## Task to carry out
Produce a word-for-word copy of the listing below without its pictures.

### Supplied entries ###

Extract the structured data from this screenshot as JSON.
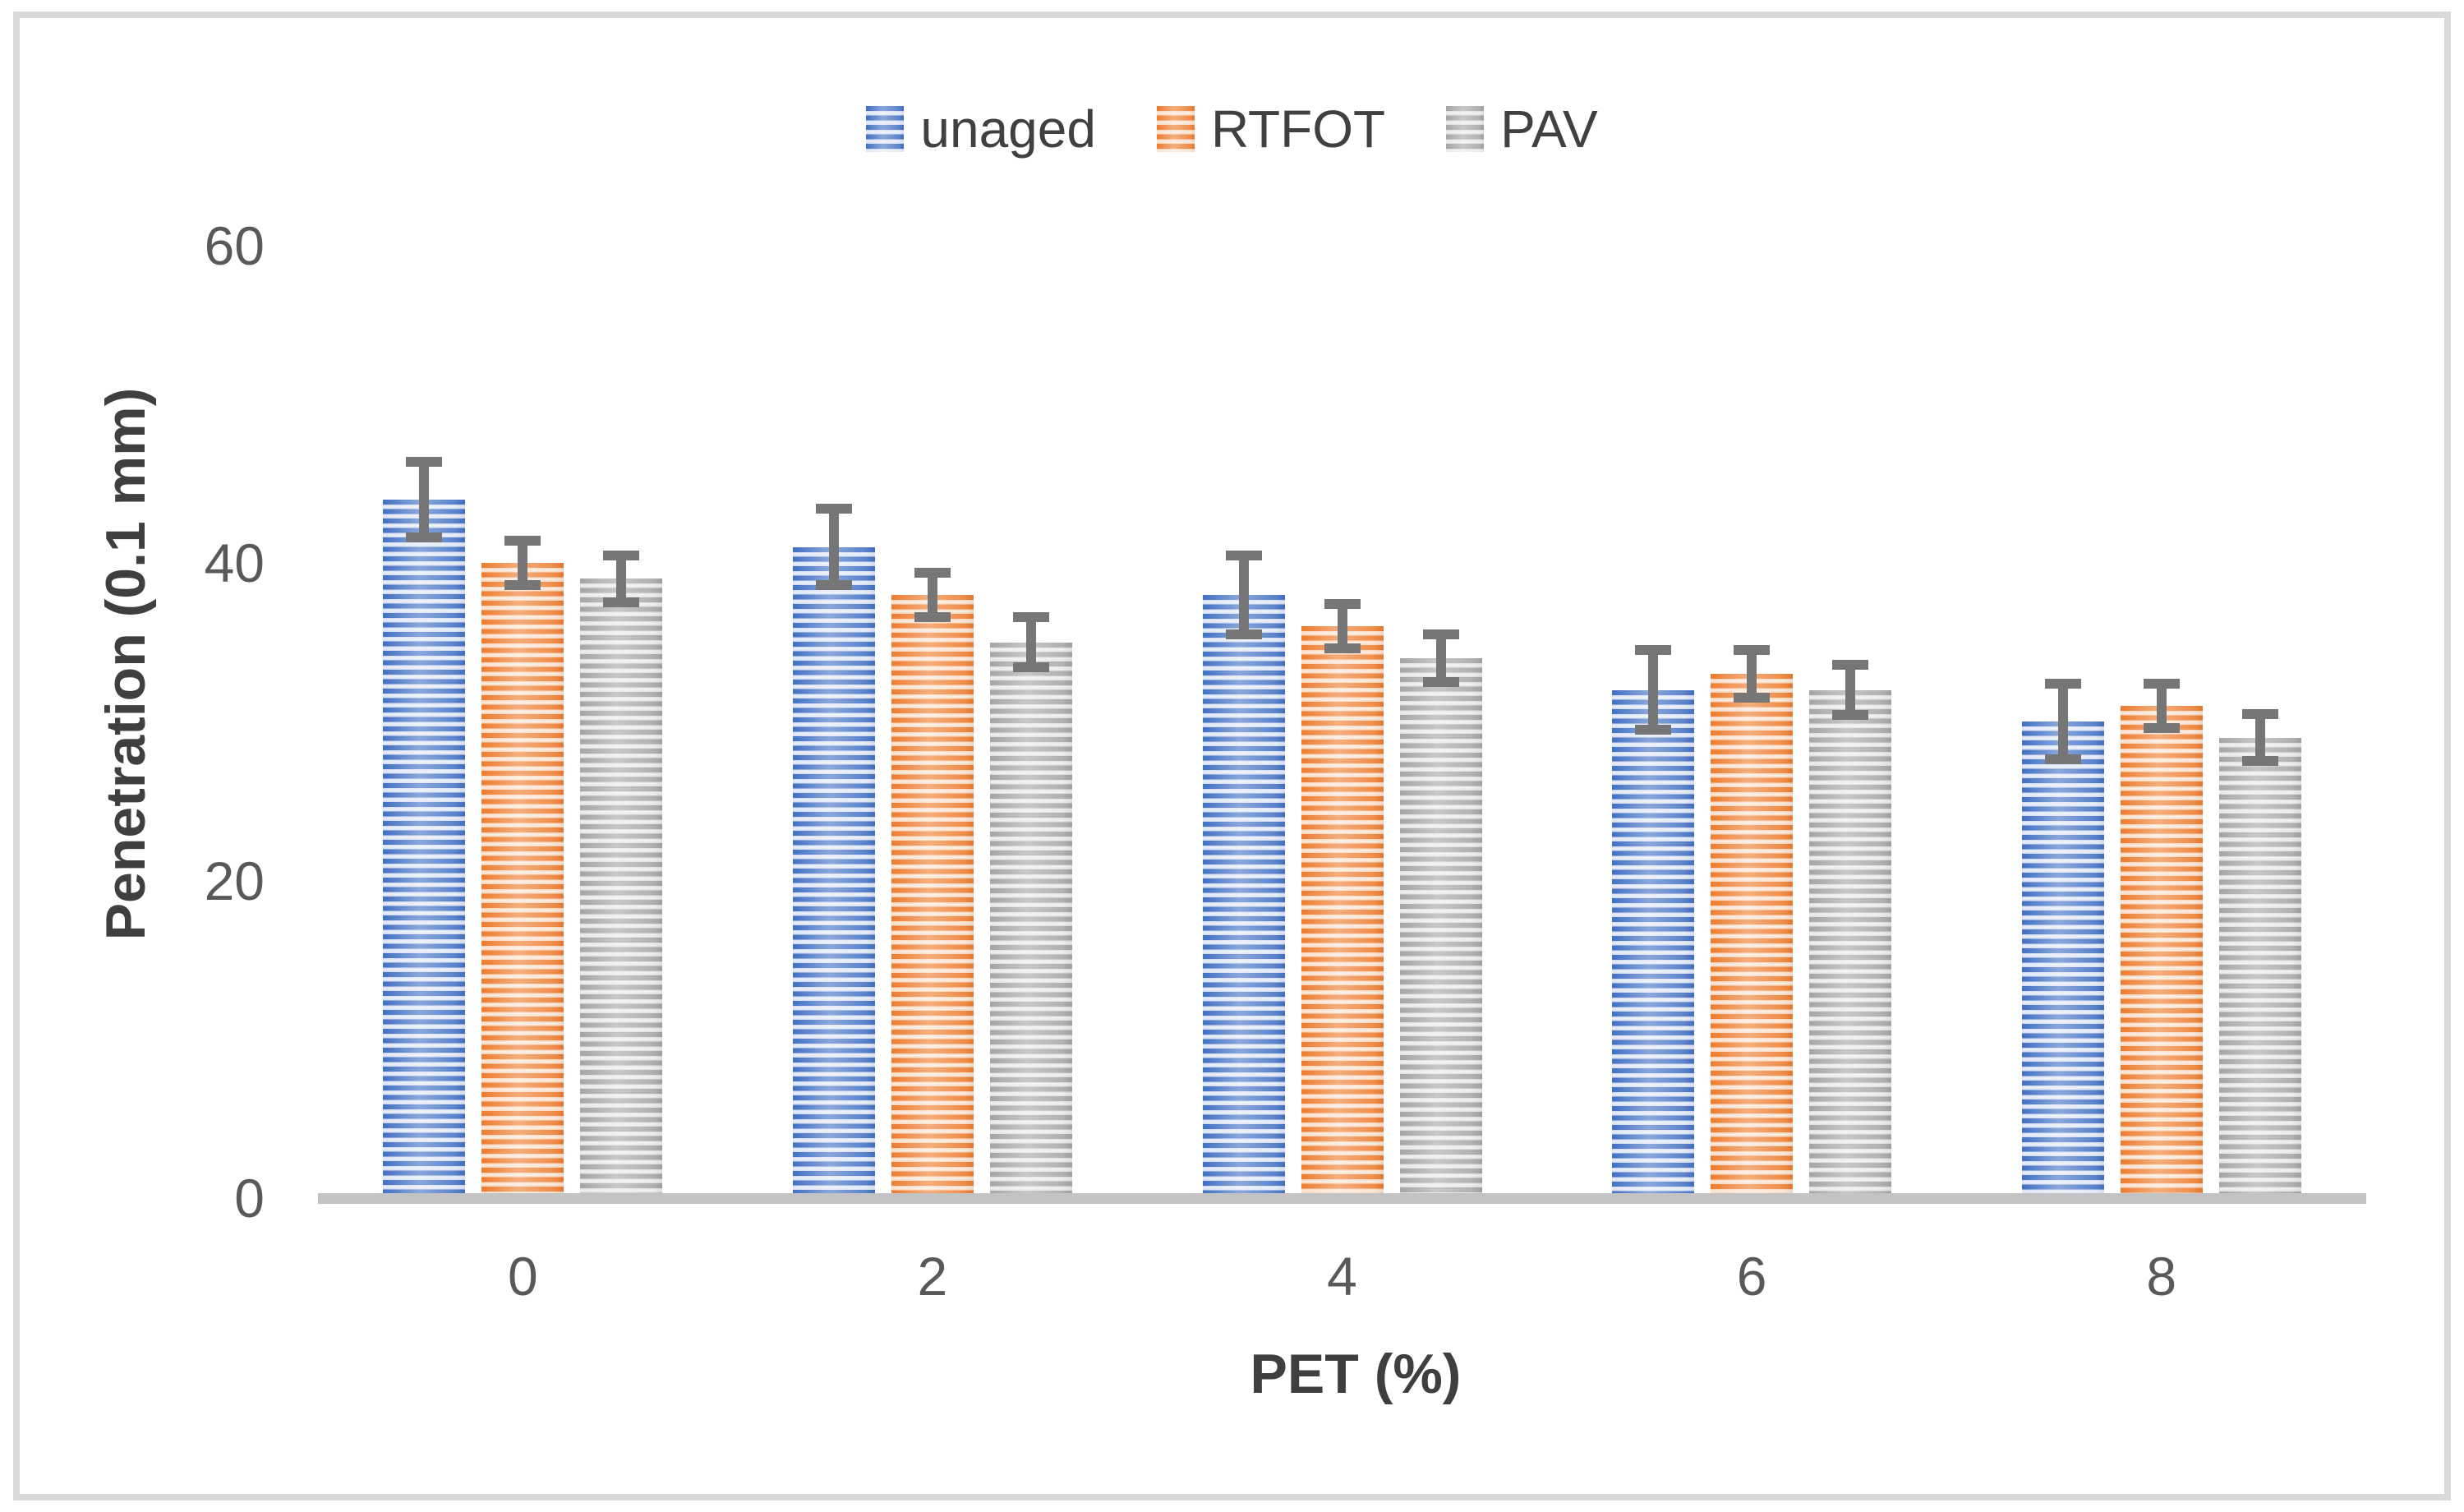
{
  "chart_data": {
    "type": "bar",
    "title": "",
    "xlabel": "PET (%)",
    "ylabel": "Penetration (0.1 mm)",
    "categories": [
      "0",
      "2",
      "4",
      "6",
      "8"
    ],
    "series": [
      {
        "name": "unaged",
        "color": "#4472C4",
        "stripe_light": "#CDD9F1",
        "stripe_lighter": "#E9EEF9",
        "values": [
          44,
          41,
          38,
          32,
          30
        ],
        "error": [
          2.7,
          2.7,
          2.8,
          2.8,
          2.7
        ]
      },
      {
        "name": "RTFOT",
        "color": "#ED7D31",
        "stripe_light": "#FAD2B4",
        "stripe_lighter": "#FBE9DB",
        "values": [
          40,
          38,
          36,
          33,
          31
        ],
        "error": [
          1.7,
          1.7,
          1.7,
          1.8,
          1.7
        ]
      },
      {
        "name": "PAV",
        "color": "#A6A6A6",
        "stripe_light": "#DCDCDC",
        "stripe_lighter": "#F0F0F0",
        "values": [
          39,
          35,
          34,
          32,
          29
        ],
        "error": [
          1.8,
          1.9,
          1.8,
          1.9,
          1.8
        ]
      }
    ],
    "y_ticks": [
      0,
      20,
      40,
      60
    ],
    "ylim": [
      0,
      60
    ],
    "legend_position": "top",
    "grid": false,
    "bar_pattern": "horizontal-stripes",
    "error_bars": "symmetric"
  },
  "colors": {
    "axis_line": "#C3C3C3",
    "error_bar": "#767676",
    "tick_text": "#595959",
    "title_text": "#3F3F3F",
    "legend_text": "#404040",
    "frame_border": "#D9D9D9",
    "background": "#FFFFFF"
  }
}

###

## Result of the exercise
Extract the structured data from this screenshot as JSON.
{
  "chart_data": {
    "type": "bar",
    "title": "",
    "xlabel": "PET (%)",
    "ylabel": "Penetration (0.1 mm)",
    "categories": [
      "0",
      "2",
      "4",
      "6",
      "8"
    ],
    "series": [
      {
        "name": "unaged",
        "color": "#4472C4",
        "stripe_light": "#CDD9F1",
        "stripe_lighter": "#E9EEF9",
        "values": [
          44,
          41,
          38,
          32,
          30
        ],
        "error": [
          2.7,
          2.7,
          2.8,
          2.8,
          2.7
        ]
      },
      {
        "name": "RTFOT",
        "color": "#ED7D31",
        "stripe_light": "#FAD2B4",
        "stripe_lighter": "#FBE9DB",
        "values": [
          40,
          38,
          36,
          33,
          31
        ],
        "error": [
          1.7,
          1.7,
          1.7,
          1.8,
          1.7
        ]
      },
      {
        "name": "PAV",
        "color": "#A6A6A6",
        "stripe_light": "#DCDCDC",
        "stripe_lighter": "#F0F0F0",
        "values": [
          39,
          35,
          34,
          32,
          29
        ],
        "error": [
          1.8,
          1.9,
          1.8,
          1.9,
          1.8
        ]
      }
    ],
    "y_ticks": [
      0,
      20,
      40,
      60
    ],
    "ylim": [
      0,
      60
    ],
    "legend_position": "top",
    "grid": false,
    "bar_pattern": "horizontal-stripes",
    "error_bars": "symmetric"
  },
  "colors": {
    "axis_line": "#C3C3C3",
    "error_bar": "#767676",
    "tick_text": "#595959",
    "title_text": "#3F3F3F",
    "legend_text": "#404040",
    "frame_border": "#D9D9D9",
    "background": "#FFFFFF"
  }
}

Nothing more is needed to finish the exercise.